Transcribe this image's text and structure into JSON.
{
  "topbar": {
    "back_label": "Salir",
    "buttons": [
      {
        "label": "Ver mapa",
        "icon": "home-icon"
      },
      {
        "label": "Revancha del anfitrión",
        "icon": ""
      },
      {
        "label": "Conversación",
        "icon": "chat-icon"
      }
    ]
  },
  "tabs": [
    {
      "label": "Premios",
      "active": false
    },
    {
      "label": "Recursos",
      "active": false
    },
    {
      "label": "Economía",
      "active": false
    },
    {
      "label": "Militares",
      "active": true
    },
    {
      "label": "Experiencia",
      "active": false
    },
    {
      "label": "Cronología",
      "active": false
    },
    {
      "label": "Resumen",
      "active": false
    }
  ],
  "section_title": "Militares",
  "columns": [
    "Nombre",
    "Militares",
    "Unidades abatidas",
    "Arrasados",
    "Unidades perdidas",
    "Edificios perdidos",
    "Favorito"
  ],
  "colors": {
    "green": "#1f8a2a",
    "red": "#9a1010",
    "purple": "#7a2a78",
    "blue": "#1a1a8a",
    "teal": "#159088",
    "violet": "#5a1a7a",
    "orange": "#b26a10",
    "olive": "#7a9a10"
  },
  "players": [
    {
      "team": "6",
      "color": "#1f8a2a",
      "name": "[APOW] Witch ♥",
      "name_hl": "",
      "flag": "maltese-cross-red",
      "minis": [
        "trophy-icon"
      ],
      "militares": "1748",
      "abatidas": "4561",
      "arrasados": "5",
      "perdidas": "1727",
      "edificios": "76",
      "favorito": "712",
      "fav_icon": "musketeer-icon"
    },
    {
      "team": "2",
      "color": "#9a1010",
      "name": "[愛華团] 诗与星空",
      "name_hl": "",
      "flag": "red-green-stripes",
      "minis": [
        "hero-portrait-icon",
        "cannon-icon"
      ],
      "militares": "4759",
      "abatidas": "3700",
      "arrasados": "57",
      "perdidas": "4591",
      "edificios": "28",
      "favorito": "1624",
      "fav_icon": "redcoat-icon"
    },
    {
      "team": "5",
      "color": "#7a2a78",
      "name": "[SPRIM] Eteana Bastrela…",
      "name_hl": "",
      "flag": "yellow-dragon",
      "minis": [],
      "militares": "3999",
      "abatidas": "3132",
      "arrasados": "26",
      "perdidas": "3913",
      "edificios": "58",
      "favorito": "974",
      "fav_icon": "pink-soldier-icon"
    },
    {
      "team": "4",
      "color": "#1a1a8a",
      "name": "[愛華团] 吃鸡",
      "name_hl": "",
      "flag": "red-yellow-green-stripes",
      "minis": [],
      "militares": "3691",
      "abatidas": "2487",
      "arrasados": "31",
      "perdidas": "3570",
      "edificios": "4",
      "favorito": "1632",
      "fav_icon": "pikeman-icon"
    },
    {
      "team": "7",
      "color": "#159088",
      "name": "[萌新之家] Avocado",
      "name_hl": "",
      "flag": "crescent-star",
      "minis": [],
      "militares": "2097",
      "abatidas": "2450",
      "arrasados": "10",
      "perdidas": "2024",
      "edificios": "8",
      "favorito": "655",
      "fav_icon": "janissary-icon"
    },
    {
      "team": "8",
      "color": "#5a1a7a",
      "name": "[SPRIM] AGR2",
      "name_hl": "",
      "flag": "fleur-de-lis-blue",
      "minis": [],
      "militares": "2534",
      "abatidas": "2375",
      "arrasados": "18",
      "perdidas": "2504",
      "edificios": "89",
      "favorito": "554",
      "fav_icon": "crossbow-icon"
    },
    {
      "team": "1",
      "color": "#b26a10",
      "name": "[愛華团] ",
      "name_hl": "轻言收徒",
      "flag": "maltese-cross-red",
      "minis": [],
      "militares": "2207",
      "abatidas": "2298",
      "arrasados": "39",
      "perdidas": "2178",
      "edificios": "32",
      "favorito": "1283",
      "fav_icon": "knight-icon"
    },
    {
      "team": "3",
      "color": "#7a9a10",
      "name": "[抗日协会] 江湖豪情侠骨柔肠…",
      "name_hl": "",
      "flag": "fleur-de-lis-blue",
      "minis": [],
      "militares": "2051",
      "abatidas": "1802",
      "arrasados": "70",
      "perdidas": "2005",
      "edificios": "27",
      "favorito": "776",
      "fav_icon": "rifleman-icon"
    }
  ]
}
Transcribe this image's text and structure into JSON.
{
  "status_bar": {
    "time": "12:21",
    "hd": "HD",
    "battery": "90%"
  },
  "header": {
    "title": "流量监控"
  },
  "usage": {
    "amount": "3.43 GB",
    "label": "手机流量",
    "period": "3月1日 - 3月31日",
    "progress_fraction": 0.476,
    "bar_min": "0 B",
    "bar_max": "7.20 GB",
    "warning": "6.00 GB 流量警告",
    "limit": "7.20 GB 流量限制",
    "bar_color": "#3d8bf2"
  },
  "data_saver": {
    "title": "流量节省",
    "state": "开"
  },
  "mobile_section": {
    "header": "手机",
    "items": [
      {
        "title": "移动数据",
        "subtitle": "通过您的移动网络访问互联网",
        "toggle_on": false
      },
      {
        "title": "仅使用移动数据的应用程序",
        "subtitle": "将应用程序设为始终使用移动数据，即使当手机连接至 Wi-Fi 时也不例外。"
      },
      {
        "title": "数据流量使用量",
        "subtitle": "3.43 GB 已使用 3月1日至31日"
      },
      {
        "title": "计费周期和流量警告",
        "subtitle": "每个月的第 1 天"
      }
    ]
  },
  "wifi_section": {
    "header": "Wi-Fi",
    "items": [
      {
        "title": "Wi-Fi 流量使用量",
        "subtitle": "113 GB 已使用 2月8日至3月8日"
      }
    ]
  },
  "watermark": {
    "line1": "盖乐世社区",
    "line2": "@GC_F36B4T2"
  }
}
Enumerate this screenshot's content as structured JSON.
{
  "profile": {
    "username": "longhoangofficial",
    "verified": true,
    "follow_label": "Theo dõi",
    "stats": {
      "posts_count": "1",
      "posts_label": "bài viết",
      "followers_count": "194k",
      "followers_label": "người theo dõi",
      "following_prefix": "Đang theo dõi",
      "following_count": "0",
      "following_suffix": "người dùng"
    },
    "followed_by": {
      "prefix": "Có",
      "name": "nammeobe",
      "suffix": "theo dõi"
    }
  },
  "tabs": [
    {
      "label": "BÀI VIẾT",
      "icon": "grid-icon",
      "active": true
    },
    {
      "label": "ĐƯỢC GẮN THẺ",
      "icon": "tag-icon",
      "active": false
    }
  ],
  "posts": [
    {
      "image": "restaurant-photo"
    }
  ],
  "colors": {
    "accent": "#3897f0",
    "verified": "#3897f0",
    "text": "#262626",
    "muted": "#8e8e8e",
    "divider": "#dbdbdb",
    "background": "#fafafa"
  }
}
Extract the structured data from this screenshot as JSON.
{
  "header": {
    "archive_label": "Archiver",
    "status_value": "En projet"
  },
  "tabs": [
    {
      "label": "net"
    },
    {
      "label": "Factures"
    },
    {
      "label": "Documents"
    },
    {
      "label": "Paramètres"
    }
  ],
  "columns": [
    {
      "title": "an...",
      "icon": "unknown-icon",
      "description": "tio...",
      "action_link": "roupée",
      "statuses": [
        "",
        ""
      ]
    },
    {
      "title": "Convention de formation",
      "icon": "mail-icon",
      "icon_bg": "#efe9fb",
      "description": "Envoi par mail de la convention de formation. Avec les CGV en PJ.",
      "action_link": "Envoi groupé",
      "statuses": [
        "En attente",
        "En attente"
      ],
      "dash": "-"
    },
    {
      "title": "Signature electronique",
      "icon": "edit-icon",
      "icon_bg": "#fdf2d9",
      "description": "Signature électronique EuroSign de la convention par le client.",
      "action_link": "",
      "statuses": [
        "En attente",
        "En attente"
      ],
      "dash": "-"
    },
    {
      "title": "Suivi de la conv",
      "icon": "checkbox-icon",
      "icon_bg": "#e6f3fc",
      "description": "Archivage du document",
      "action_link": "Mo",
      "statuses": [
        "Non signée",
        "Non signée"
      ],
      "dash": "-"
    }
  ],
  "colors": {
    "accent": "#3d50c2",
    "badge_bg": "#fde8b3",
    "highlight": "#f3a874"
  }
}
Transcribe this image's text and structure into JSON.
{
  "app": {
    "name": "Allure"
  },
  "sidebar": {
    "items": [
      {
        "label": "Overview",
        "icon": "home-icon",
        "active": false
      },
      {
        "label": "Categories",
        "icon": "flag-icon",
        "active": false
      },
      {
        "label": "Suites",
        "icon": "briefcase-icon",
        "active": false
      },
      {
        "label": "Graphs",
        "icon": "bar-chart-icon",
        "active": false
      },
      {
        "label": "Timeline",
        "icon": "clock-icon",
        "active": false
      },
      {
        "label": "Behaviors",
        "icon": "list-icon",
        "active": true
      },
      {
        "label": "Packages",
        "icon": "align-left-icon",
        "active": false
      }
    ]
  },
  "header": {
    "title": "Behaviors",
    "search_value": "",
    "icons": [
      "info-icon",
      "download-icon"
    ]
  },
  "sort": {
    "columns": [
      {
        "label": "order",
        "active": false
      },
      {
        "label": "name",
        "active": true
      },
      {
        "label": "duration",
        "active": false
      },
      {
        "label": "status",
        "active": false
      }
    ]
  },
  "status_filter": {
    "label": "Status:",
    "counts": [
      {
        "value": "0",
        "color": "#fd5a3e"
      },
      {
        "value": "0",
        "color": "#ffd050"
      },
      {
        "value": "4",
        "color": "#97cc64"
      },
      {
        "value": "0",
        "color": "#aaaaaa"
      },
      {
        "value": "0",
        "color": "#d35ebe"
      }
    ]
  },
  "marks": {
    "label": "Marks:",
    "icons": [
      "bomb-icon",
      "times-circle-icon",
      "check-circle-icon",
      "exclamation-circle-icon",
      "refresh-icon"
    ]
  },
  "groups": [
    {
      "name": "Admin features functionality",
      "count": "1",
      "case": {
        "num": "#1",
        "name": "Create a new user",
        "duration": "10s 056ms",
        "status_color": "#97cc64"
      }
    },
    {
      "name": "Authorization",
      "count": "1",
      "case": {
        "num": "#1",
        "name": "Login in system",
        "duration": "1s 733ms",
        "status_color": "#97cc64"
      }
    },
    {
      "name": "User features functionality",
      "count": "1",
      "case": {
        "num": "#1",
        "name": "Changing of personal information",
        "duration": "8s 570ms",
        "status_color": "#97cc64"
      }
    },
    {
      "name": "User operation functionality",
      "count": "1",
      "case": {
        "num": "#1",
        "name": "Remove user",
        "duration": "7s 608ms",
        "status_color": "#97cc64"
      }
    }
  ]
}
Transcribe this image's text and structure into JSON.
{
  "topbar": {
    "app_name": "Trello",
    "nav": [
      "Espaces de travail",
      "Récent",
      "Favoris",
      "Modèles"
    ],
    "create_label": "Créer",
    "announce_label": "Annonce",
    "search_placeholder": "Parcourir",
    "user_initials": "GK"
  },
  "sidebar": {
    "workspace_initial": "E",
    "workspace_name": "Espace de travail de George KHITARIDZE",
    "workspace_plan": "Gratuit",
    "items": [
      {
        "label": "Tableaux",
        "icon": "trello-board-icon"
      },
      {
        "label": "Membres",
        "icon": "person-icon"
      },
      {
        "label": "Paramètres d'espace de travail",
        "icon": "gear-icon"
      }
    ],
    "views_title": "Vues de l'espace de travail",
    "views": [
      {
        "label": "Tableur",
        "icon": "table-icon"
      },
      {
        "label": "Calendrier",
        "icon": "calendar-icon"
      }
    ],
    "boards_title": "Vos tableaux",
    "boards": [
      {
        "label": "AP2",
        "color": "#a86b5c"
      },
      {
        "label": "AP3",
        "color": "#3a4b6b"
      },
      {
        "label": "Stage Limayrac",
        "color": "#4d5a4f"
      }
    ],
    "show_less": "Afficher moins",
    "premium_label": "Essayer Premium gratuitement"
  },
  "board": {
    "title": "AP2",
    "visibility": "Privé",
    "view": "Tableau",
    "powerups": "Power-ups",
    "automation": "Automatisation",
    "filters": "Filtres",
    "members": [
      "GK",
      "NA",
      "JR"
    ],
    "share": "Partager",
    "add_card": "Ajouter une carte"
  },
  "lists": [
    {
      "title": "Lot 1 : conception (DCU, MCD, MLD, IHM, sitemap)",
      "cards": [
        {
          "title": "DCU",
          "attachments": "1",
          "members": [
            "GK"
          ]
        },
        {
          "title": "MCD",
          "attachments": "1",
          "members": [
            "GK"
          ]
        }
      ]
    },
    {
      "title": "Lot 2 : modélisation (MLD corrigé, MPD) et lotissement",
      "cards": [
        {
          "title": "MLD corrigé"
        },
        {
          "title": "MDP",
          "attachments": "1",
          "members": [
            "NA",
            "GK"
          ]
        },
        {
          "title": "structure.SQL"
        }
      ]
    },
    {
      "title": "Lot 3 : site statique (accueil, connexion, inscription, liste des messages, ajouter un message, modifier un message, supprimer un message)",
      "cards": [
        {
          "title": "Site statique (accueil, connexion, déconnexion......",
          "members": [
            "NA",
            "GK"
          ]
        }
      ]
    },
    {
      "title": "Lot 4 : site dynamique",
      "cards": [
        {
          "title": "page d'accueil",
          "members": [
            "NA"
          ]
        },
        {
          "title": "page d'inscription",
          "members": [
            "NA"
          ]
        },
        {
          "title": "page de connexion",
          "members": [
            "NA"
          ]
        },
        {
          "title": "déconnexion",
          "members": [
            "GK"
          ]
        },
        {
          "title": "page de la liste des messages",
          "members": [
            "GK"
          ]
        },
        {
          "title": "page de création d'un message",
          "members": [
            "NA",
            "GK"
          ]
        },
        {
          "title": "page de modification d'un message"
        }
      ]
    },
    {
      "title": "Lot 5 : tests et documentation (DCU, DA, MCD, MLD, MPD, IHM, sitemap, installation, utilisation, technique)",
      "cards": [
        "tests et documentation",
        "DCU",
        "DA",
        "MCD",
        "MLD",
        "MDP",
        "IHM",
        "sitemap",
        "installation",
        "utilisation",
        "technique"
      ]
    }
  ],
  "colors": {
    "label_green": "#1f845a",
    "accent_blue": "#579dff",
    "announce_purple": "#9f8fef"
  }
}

◆ INSTRUCTIONS TO FOLLOW:
From the records given above, copy all lines containing "subtitle".

◆ EXERCISE SOLUTION:
        "subtitle": "通过您的移动网络访问互联网",
        "subtitle": "将应用程序设为始终使用移动数据，即使当手机连接至 Wi-Fi 时也不例外。"
        "subtitle": "3.43 GB 已使用 3月1日至31日"
        "subtitle": "每个月的第 1 天"
        "subtitle": "113 GB 已使用 2月8日至3月8日"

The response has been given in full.